─── ARTICLE ───

Our current corporate structure and business operations may be affected by the newly enacted Foreign Investment Law.

On March 15, 2019, the National People’s Congress promulgated the Foreign Investment Law, which took effect on January 1, 2020. Since it is relatively new, uncertainties exist in relation to its interpretation and implementation. The Foreign Investment Law does not explicitly classify whether variable interest entities that are controlled through contractual arrangements would be deemed as foreign invested enterprises if they are ultimately “controlled” by foreign investors. However, it has a catch-all provision under definition of “foreign investment” that includes investments made by foreign investors in China through other means as provided by laws, administrative regulations or the State Council. Therefore it still leaves leeway for future laws, administrative regulations or provisions of the State Council to provide for contractual arrangements as a form of foreign investment, until when it remains uncertain whether our contractual arrangements will be deemed to be in violation of the market access requirements for foreign investment in the PRC and if yes, how our contractual arrangements should be dealt with.

─── DATA LISTING ───

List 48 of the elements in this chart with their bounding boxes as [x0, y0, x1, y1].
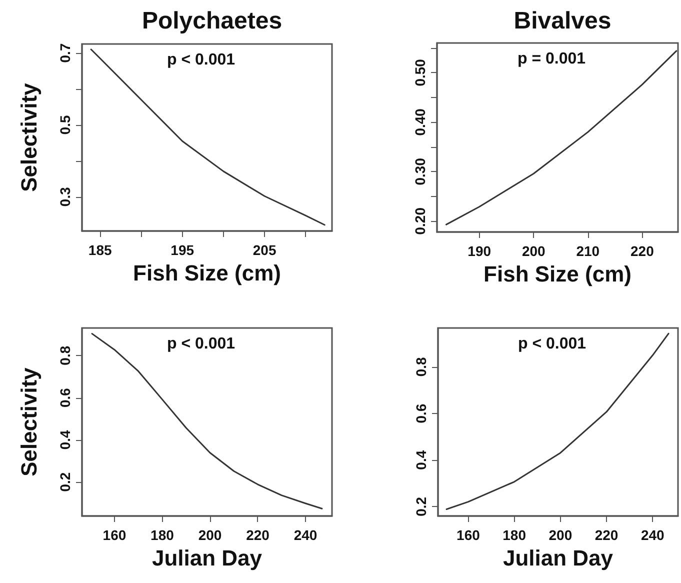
x-tick-label: 180	[150, 527, 174, 543]
x-tick-label: 220	[630, 243, 654, 259]
annotation: p < 0.001	[167, 52, 236, 68]
y-tick-label: 0.30	[412, 158, 428, 186]
x-tick-label: 195	[170, 242, 194, 258]
y-tick-label: 0.2	[413, 496, 429, 516]
y-tick-label: 0.7	[57, 43, 73, 63]
y-tick-label: 0.6	[413, 404, 429, 424]
x-tick-label: 160	[102, 527, 126, 543]
y-axis-title: Selectivity	[16, 366, 42, 476]
x-tick-label: 220	[246, 527, 270, 543]
y-tick-label: 0.40	[412, 108, 428, 136]
line-series	[446, 332, 670, 510]
annotation: p < 0.001	[518, 336, 586, 352]
y-tick-label: 0.2	[57, 472, 73, 492]
y-tick-label: 0.6	[57, 388, 73, 408]
y-tick-label: 0.8	[57, 346, 73, 366]
x-axis-title: Julian Day	[152, 545, 263, 570]
chart-title: Bivalves	[514, 8, 612, 34]
x-axis-title: Julian Day	[502, 545, 614, 570]
y-tick-label: 0.20	[412, 207, 428, 235]
x-tick-label: 180	[502, 527, 526, 543]
x-tick-label: 240	[294, 527, 318, 543]
annotation: p = 0.001	[518, 50, 586, 68]
y-tick-label: 0.3	[57, 186, 73, 207]
y-tick-label: 0.5	[57, 114, 73, 135]
chart-title: Polychaetes	[142, 8, 282, 34]
x-tick-label: 240	[640, 527, 665, 543]
x-tick-label: 185	[88, 242, 112, 258]
annotation: p < 0.001	[167, 336, 236, 352]
x-axis-title: Fish Size (cm)	[133, 260, 281, 286]
y-tick-label: 0.50	[412, 58, 428, 86]
x-tick-label: 200	[548, 527, 572, 543]
x-tick-label: 210	[576, 243, 600, 259]
y-tick-label: 0.8	[413, 356, 429, 377]
y-axis-title: Selectivity	[16, 82, 42, 192]
line-series	[91, 332, 323, 510]
line-series	[445, 50, 678, 226]
x-tick-label: 205	[252, 242, 276, 258]
x-tick-label: 220	[594, 527, 618, 543]
x-axis-title: Fish Size (cm)	[484, 261, 632, 286]
x-tick-label: 190	[468, 243, 492, 259]
y-tick-label: 0.4	[57, 430, 73, 450]
line-series	[90, 48, 326, 226]
y-tick-label: 0.4	[413, 450, 429, 470]
x-tick-label: 200	[522, 243, 546, 259]
x-tick-label: 160	[456, 527, 480, 543]
x-tick-label: 200	[198, 527, 222, 543]
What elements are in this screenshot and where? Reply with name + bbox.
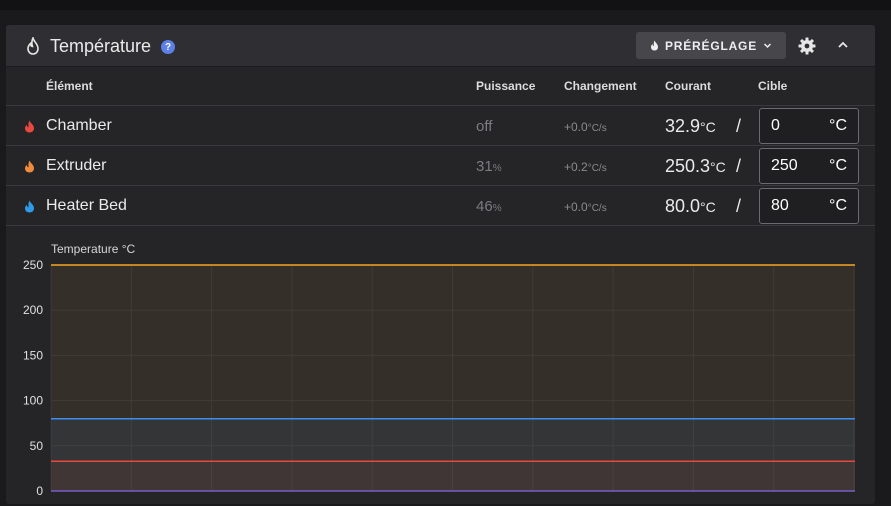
help-icon[interactable]: ? bbox=[161, 40, 175, 54]
card-title: Température bbox=[50, 36, 152, 56]
chart-y-axis: 0 50 100 150 200 250 bbox=[23, 258, 43, 498]
chart-fills bbox=[51, 265, 855, 491]
header-change: Changement bbox=[564, 79, 637, 93]
y-tick-label: 200 bbox=[23, 303, 43, 317]
target-value[interactable]: 0 bbox=[771, 117, 780, 134]
chart-title: Temperature °C bbox=[51, 242, 135, 256]
row-change: +0.2°C/s bbox=[564, 160, 607, 174]
row-name: Heater Bed bbox=[46, 197, 127, 214]
preset-button[interactable]: PRÉRÉGLAGE bbox=[636, 32, 786, 59]
series-area bbox=[51, 265, 855, 491]
target-input-chamber[interactable]: 0 °C bbox=[759, 108, 859, 144]
fire-icon bbox=[25, 160, 34, 173]
target-input-heater-bed[interactable]: 80 °C bbox=[759, 188, 859, 224]
chart-grid bbox=[50, 264, 855, 492]
row-power: 31% bbox=[476, 158, 502, 175]
target-value[interactable]: 80 bbox=[771, 197, 789, 214]
row-name: Extruder bbox=[46, 157, 107, 174]
y-tick-label: 100 bbox=[23, 394, 43, 408]
header-power: Puissance bbox=[476, 79, 536, 93]
preset-label: PRÉRÉGLAGE bbox=[664, 38, 757, 53]
row-slash: / bbox=[736, 156, 742, 176]
row-current: 250.3°C bbox=[665, 156, 726, 176]
chevron-down-icon bbox=[763, 43, 772, 49]
header-current: Courant bbox=[665, 79, 711, 93]
row-change: +0.0°C/s bbox=[564, 120, 607, 134]
temperature-card: Température ? PRÉRÉGLAGE bbox=[6, 25, 875, 504]
top-strip bbox=[0, 0, 891, 10]
target-unit: °C bbox=[829, 117, 847, 134]
target-value[interactable]: 250 bbox=[771, 157, 798, 174]
target-unit: °C bbox=[829, 157, 847, 174]
row-change: +0.0°C/s bbox=[564, 200, 607, 214]
y-tick-label: 250 bbox=[23, 258, 43, 272]
series-area bbox=[51, 418, 855, 491]
row-slash: / bbox=[736, 196, 742, 216]
card-header: Température ? PRÉRÉGLAGE bbox=[6, 25, 875, 67]
chart-lines bbox=[51, 264, 855, 492]
series-area bbox=[51, 461, 855, 491]
chevron-up-icon[interactable] bbox=[836, 38, 850, 52]
y-tick-label: 50 bbox=[30, 439, 44, 453]
y-tick-label: 150 bbox=[23, 348, 43, 362]
fire-icon bbox=[650, 40, 658, 51]
table-row-extruder: Extruder 31% +0.2°C/s 250.3°C / 250 °C bbox=[6, 146, 875, 186]
header-target: Cible bbox=[758, 79, 788, 93]
table-row-heater-bed: Heater Bed 46% +0.0°C/s 80.0°C / 80 °C bbox=[6, 186, 875, 226]
row-slash: / bbox=[736, 116, 742, 136]
fire-icon bbox=[25, 120, 34, 133]
row-power: 46% bbox=[476, 198, 502, 215]
header-element: Élément bbox=[46, 79, 93, 93]
gear-icon[interactable] bbox=[798, 37, 816, 55]
row-current: 32.9°C bbox=[665, 116, 716, 136]
y-tick-label: 0 bbox=[36, 484, 43, 498]
water-drop-icon bbox=[25, 200, 34, 213]
row-power: off bbox=[476, 118, 493, 135]
row-current: 80.0°C bbox=[665, 196, 716, 216]
table-header: Élément Puissance Changement Courant Cib… bbox=[6, 67, 875, 106]
target-input-extruder[interactable]: 250 °C bbox=[759, 148, 859, 184]
target-unit: °C bbox=[829, 197, 847, 214]
fire-icon bbox=[27, 37, 39, 55]
table-row-chamber: Chamber off +0.0°C/s 32.9°C / 0 °C bbox=[6, 106, 875, 146]
row-name: Chamber bbox=[46, 117, 112, 134]
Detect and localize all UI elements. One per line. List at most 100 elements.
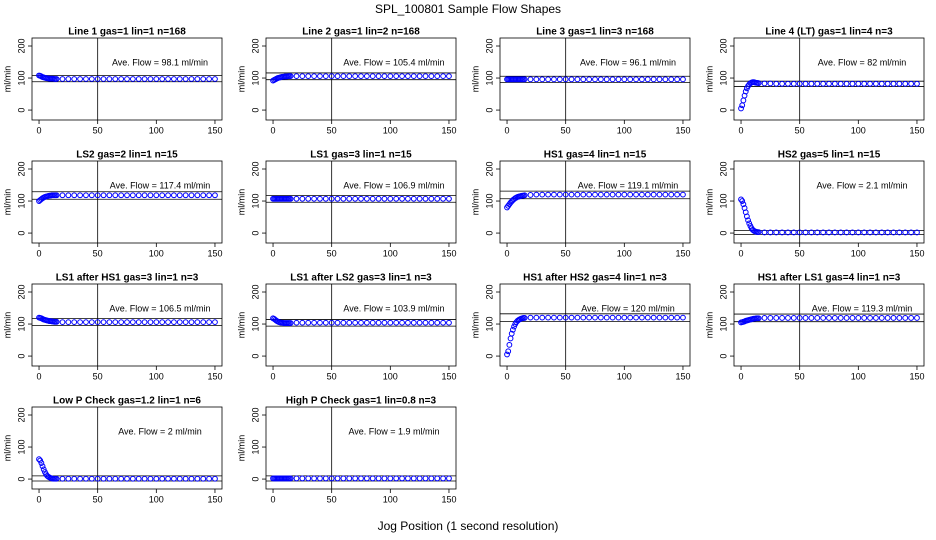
data-point bbox=[738, 105, 744, 112]
data-point bbox=[147, 319, 154, 326]
data-point bbox=[908, 229, 914, 236]
panel-title: Line 3 gas=1 lin=3 n=168 bbox=[536, 27, 654, 38]
panel-title: High P Check gas=1 lin=0.8 n=3 bbox=[286, 396, 437, 407]
data-point bbox=[662, 76, 669, 83]
y-axis-label: ml/min bbox=[704, 312, 714, 339]
x-tick-label: 0 bbox=[37, 371, 42, 381]
data-point bbox=[755, 315, 762, 322]
data-point bbox=[317, 73, 323, 80]
data-point bbox=[188, 319, 195, 326]
data-point bbox=[287, 73, 294, 80]
data-point bbox=[785, 80, 791, 87]
annotation: Ave. Flow = 82 ml/min bbox=[818, 57, 907, 67]
data-point bbox=[740, 97, 747, 104]
y-tick-label: 100 bbox=[484, 71, 494, 86]
y-tick-label: 0 bbox=[250, 354, 260, 359]
y-tick-label: 100 bbox=[16, 71, 26, 86]
data-point bbox=[521, 76, 528, 83]
data-point bbox=[551, 191, 557, 198]
y-tick-label: 100 bbox=[16, 317, 26, 332]
data-point bbox=[299, 73, 306, 80]
y-tick-label: 200 bbox=[484, 38, 494, 53]
data-point bbox=[129, 475, 136, 482]
x-tick-label: 0 bbox=[37, 248, 42, 258]
data-point bbox=[802, 315, 809, 321]
data-point bbox=[446, 195, 452, 202]
data-point bbox=[59, 192, 66, 199]
data-point bbox=[656, 314, 663, 321]
data-point bbox=[77, 319, 83, 326]
data-point bbox=[311, 73, 317, 80]
data-point bbox=[369, 475, 376, 482]
data-point bbox=[562, 314, 569, 321]
data-point bbox=[855, 229, 862, 236]
data-point bbox=[644, 76, 651, 83]
data-point bbox=[621, 314, 628, 321]
panel-title: LS1 after LS2 gas=3 lin=1 n=3 bbox=[290, 273, 432, 284]
data-point bbox=[422, 73, 429, 80]
data-point bbox=[556, 76, 563, 83]
data-point bbox=[580, 191, 587, 198]
data-point bbox=[59, 76, 66, 82]
x-tick-label: 150 bbox=[441, 494, 456, 504]
y-tick-label: 100 bbox=[250, 317, 260, 332]
data-point bbox=[680, 76, 686, 83]
data-point bbox=[849, 315, 856, 321]
data-point bbox=[650, 76, 657, 83]
data-point bbox=[334, 195, 341, 202]
data-point bbox=[83, 319, 89, 326]
data-point bbox=[873, 229, 879, 236]
data-point bbox=[506, 341, 513, 348]
data-point bbox=[118, 76, 125, 82]
data-point bbox=[200, 475, 207, 482]
data-point bbox=[363, 73, 370, 80]
x-tick-label: 150 bbox=[441, 248, 456, 258]
data-point bbox=[914, 315, 920, 321]
data-point bbox=[739, 198, 746, 204]
data-point bbox=[446, 475, 452, 482]
data-point bbox=[755, 229, 762, 236]
data-point bbox=[124, 475, 130, 482]
data-point bbox=[165, 76, 171, 82]
data-point bbox=[100, 76, 107, 82]
data-point bbox=[322, 475, 329, 482]
panel-title: LS2 gas=2 lin=1 n=15 bbox=[76, 150, 178, 161]
plot-frame bbox=[265, 283, 457, 367]
data-point bbox=[428, 195, 435, 202]
data-point bbox=[650, 314, 657, 321]
data-point bbox=[182, 475, 189, 482]
data-point bbox=[293, 475, 300, 482]
data-point bbox=[562, 191, 569, 198]
data-point bbox=[633, 76, 639, 83]
data-point bbox=[328, 73, 335, 80]
data-point bbox=[914, 80, 920, 87]
data-point bbox=[182, 319, 189, 326]
panel-title: LS1 gas=3 lin=1 n=15 bbox=[310, 150, 412, 161]
data-point bbox=[674, 314, 680, 321]
data-point bbox=[334, 475, 341, 482]
data-point bbox=[507, 335, 514, 342]
x-tick-label: 0 bbox=[37, 494, 42, 504]
data-point bbox=[363, 319, 370, 326]
data-point bbox=[533, 76, 540, 83]
annotation: Ave. Flow = 103.9 ml/min bbox=[343, 303, 444, 313]
data-point bbox=[171, 192, 177, 199]
data-point bbox=[586, 314, 593, 321]
data-point bbox=[124, 192, 130, 199]
data-point bbox=[440, 195, 446, 202]
data-point bbox=[615, 191, 622, 198]
y-axis-label: ml/min bbox=[236, 312, 246, 339]
data-point bbox=[118, 475, 125, 482]
data-point bbox=[176, 475, 183, 482]
data-point bbox=[393, 475, 400, 482]
x-tick-label: 150 bbox=[207, 248, 222, 258]
panel-title: LS1 after HS1 gas=3 lin=1 n=3 bbox=[56, 273, 199, 284]
plot-frame bbox=[499, 160, 691, 244]
x-tick-label: 0 bbox=[271, 371, 276, 381]
data-point bbox=[539, 191, 546, 198]
data-point bbox=[106, 319, 113, 326]
x-tick-label: 150 bbox=[675, 248, 690, 258]
data-point bbox=[896, 229, 903, 236]
data-point bbox=[399, 73, 405, 80]
data-point bbox=[755, 80, 762, 87]
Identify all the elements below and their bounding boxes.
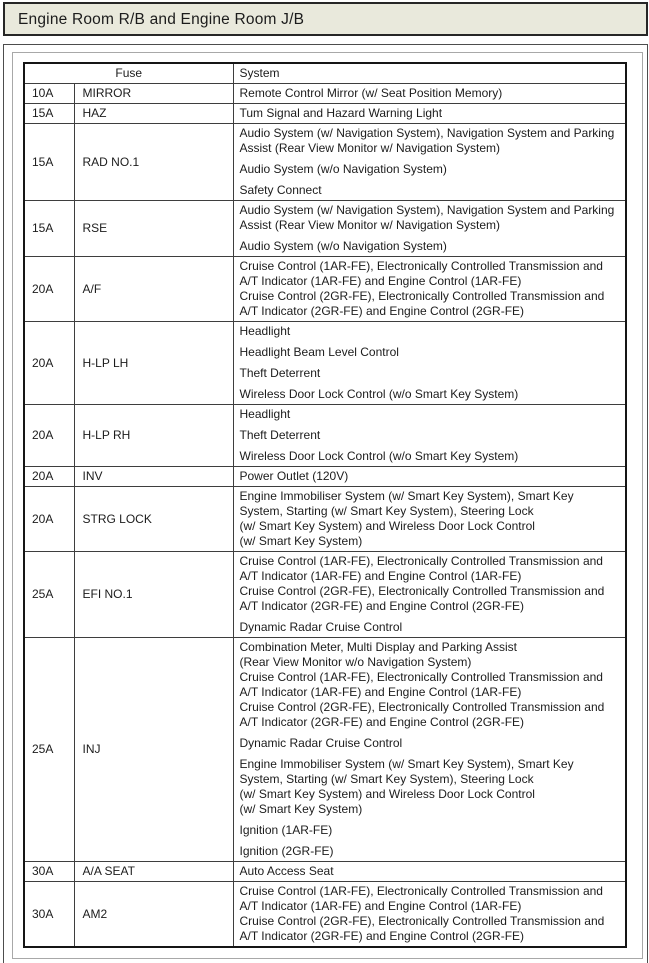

───

» GOAL OF THE EXERCISE
According to the Foreign Investment Law passage, when did the law take effect? Rely solely on the Foreign Investment Law passage.

» EXERCISE RESULT
January 1, 2020